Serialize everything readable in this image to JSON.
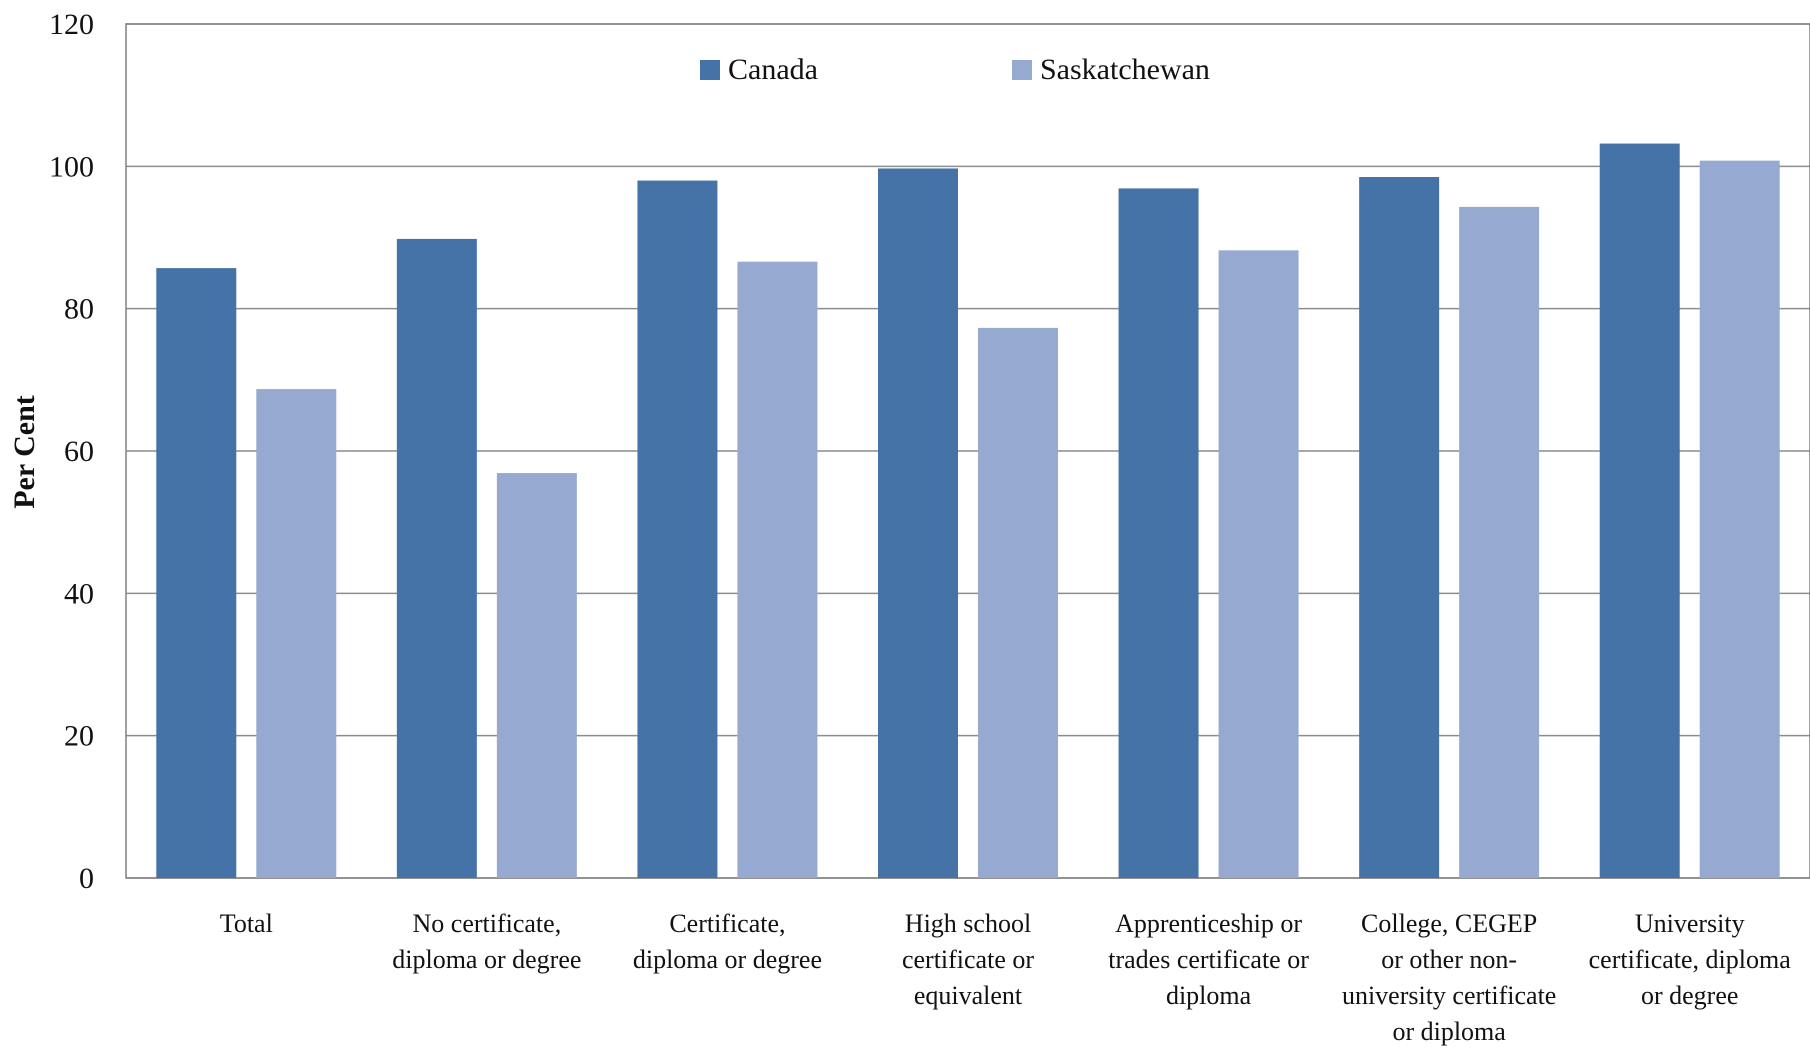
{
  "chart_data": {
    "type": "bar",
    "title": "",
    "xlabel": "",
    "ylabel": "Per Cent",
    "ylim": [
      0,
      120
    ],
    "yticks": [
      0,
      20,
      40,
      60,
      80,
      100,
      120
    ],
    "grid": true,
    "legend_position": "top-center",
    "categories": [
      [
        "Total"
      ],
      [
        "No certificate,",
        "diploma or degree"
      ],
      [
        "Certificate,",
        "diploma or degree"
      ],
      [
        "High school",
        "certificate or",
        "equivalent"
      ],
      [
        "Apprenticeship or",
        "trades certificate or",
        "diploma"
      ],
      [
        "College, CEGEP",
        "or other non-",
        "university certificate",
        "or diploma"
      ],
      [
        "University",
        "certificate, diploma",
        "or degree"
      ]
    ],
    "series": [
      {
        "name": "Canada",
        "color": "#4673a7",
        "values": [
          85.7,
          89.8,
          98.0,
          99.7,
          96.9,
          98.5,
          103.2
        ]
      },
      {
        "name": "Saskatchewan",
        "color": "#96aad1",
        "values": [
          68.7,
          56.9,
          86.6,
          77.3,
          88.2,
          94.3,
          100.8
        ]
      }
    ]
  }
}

==*==

# Requirement
Reproduce the listing word for word and omit its pictures.

# Solution to the exercise
Serialize everything readable in this image to JSON.
{
  "chart_data": {
    "type": "bar",
    "title": "",
    "xlabel": "",
    "ylabel": "Per Cent",
    "ylim": [
      0,
      120
    ],
    "yticks": [
      0,
      20,
      40,
      60,
      80,
      100,
      120
    ],
    "grid": true,
    "legend_position": "top-center",
    "categories": [
      [
        "Total"
      ],
      [
        "No certificate,",
        "diploma or degree"
      ],
      [
        "Certificate,",
        "diploma or degree"
      ],
      [
        "High school",
        "certificate or",
        "equivalent"
      ],
      [
        "Apprenticeship or",
        "trades certificate or",
        "diploma"
      ],
      [
        "College, CEGEP",
        "or other non-",
        "university certificate",
        "or diploma"
      ],
      [
        "University",
        "certificate, diploma",
        "or degree"
      ]
    ],
    "series": [
      {
        "name": "Canada",
        "color": "#4673a7",
        "values": [
          85.7,
          89.8,
          98.0,
          99.7,
          96.9,
          98.5,
          103.2
        ]
      },
      {
        "name": "Saskatchewan",
        "color": "#96aad1",
        "values": [
          68.7,
          56.9,
          86.6,
          77.3,
          88.2,
          94.3,
          100.8
        ]
      }
    ]
  }
}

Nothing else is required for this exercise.